WHAT IS NEEDED. Write out the material exactly, without any of its pictures.

* BEGIN SUPPLIED MATERIAL *

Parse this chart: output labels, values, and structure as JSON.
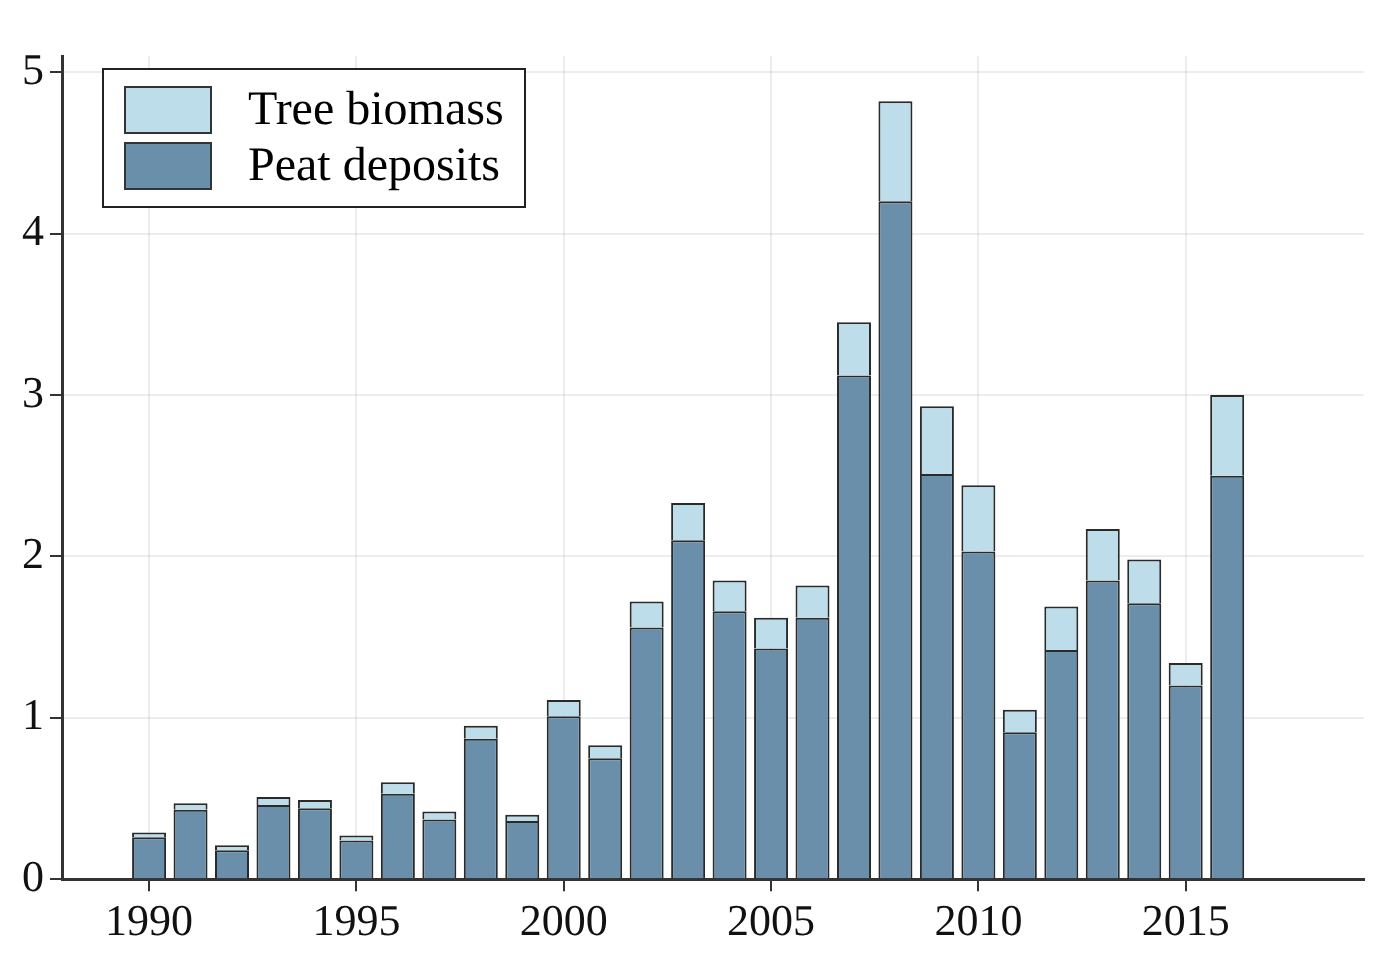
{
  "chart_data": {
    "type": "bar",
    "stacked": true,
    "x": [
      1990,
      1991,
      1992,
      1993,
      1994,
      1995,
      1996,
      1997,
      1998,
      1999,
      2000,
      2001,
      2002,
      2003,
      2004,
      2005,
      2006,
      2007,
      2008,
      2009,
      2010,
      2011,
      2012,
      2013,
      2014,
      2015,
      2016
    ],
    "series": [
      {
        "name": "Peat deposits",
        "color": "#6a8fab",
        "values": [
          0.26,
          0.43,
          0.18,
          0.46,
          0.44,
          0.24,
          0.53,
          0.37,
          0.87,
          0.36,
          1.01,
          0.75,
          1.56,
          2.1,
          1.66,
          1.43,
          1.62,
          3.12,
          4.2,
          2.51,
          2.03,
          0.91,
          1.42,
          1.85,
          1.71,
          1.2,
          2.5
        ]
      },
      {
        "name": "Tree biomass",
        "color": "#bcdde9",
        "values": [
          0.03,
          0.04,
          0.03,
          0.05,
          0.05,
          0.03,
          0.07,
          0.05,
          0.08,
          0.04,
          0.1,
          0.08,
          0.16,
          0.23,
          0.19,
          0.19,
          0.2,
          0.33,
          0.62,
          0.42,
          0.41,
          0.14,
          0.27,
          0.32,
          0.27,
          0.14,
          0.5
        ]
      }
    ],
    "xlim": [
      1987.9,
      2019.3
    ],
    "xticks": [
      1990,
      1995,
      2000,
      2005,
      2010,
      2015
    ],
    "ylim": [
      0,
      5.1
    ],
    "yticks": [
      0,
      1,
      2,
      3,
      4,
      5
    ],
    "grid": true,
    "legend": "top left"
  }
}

* END SUPPLIED MATERIAL *

SOLUTION TO THE EXERCISE.
Parse this chart: output labels, values, and structure as JSON.
{
  "chart_data": {
    "type": "bar",
    "stacked": true,
    "x": [
      1990,
      1991,
      1992,
      1993,
      1994,
      1995,
      1996,
      1997,
      1998,
      1999,
      2000,
      2001,
      2002,
      2003,
      2004,
      2005,
      2006,
      2007,
      2008,
      2009,
      2010,
      2011,
      2012,
      2013,
      2014,
      2015,
      2016
    ],
    "series": [
      {
        "name": "Peat deposits",
        "color": "#6a8fab",
        "values": [
          0.26,
          0.43,
          0.18,
          0.46,
          0.44,
          0.24,
          0.53,
          0.37,
          0.87,
          0.36,
          1.01,
          0.75,
          1.56,
          2.1,
          1.66,
          1.43,
          1.62,
          3.12,
          4.2,
          2.51,
          2.03,
          0.91,
          1.42,
          1.85,
          1.71,
          1.2,
          2.5
        ]
      },
      {
        "name": "Tree biomass",
        "color": "#bcdde9",
        "values": [
          0.03,
          0.04,
          0.03,
          0.05,
          0.05,
          0.03,
          0.07,
          0.05,
          0.08,
          0.04,
          0.1,
          0.08,
          0.16,
          0.23,
          0.19,
          0.19,
          0.2,
          0.33,
          0.62,
          0.42,
          0.41,
          0.14,
          0.27,
          0.32,
          0.27,
          0.14,
          0.5
        ]
      }
    ],
    "xlim": [
      1987.9,
      2019.3
    ],
    "xticks": [
      1990,
      1995,
      2000,
      2005,
      2010,
      2015
    ],
    "ylim": [
      0,
      5.1
    ],
    "yticks": [
      0,
      1,
      2,
      3,
      4,
      5
    ],
    "grid": true,
    "legend": "top left"
  }
}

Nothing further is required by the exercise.